_Exercise instructions_:
A: List the four syllabus topics that the excerpt on suspense accounts says this area of the FA2 exam relates to.
B: Render this sentence from the suspense accounts excerpt in Spanish: "Errors that affect only one side of the double-entry are usually corrected through a suspense account."

_Excerpted text_:
— BEGIN —
After completing this article, you will be able to explain the purpose of suspense accounts, identify the types of bookkeeping errors that give rise to suspense balances, prepare journal entries to correct such errors and clear suspense accounts, and understand the effect of these corrections on the trial balance and financial statements—all as required for the ACCA Maintaining Financial Records (FA2) exam.

ACCA Maintaining Financial Records (FA2) Syllabus

For ACCA Maintaining Financial Records (FA2), you are required to understand how suspicious balances in the suspense account are handled and corrected. In particular, this topic relates to:

  • The purpose of, and reasons for, creating a suspense account
  • Identification of errors leading to suspense accounts in the trial balance
  • The process and journal entries for correcting errors and clearing the suspense account
  • Impacts of corrections on the trial balance and financial statements

Test Your Knowledge

Attempt these questions before reading this article. If you find some difficult or cannot remember the answers, remember to look more closely at that area during your revision.

  1. What is the main reason for the existence of a suspense account in a set of accounting records?
  2. Which of the following errors will cause the trial balance totals to be unequal? a) Complete omission of a transaction
    b) Posting only one side of a transaction
    c) Transferring a balance to the wrong account of the correct type
    d) Transactions entered with the wrong amount, but equal debits and credits
  3. True or false? Errors that affect only one side of the double-entry are usually corrected through a suspense account.
  4. Which journal entry is required to clear a suspense account when $500 cash received from a customer was posted only to the bank account, with no corresponding credit to receivables?
— END —
_Listed entries_:
— BEGIN —
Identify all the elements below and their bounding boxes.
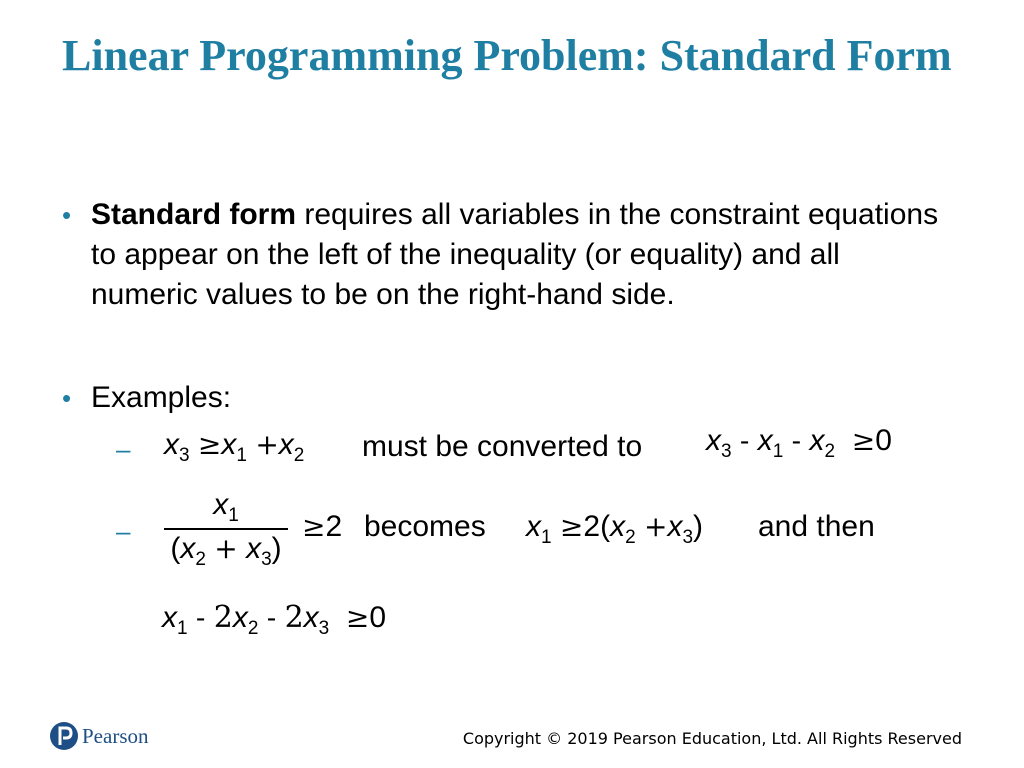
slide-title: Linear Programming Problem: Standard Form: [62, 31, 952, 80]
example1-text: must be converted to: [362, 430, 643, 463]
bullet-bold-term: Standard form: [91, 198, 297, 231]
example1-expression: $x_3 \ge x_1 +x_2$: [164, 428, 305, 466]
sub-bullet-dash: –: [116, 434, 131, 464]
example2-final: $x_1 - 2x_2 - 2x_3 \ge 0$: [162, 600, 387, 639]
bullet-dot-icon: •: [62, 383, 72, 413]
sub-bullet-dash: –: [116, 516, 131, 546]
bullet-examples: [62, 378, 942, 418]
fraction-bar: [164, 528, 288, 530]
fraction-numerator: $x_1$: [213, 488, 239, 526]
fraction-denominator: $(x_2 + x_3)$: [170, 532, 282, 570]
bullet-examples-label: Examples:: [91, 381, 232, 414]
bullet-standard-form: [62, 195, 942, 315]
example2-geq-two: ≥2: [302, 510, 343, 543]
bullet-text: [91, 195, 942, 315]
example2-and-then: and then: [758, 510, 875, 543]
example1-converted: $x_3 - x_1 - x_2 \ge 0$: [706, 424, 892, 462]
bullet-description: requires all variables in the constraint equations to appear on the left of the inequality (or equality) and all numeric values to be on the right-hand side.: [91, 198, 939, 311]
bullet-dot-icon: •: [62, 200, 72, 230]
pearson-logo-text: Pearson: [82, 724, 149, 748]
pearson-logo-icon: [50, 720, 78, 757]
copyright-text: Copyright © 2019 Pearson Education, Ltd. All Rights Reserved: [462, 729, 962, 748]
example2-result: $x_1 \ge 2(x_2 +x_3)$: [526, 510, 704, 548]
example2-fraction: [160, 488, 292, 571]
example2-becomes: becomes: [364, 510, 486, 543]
— END —
_Answers for the tasks_:
A:
- The purpose of, and reasons for, creating a suspense account
- Identification of errors leading to suspense accounts in the trial balance
- The process and journal entries for correcting errors and clearing the suspense account
- Impacts of corrections on the trial balance and financial statements

B: Los errores que afectan solo a un lado de la partida doble suelen corregirse mediante una cuenta de suspenso.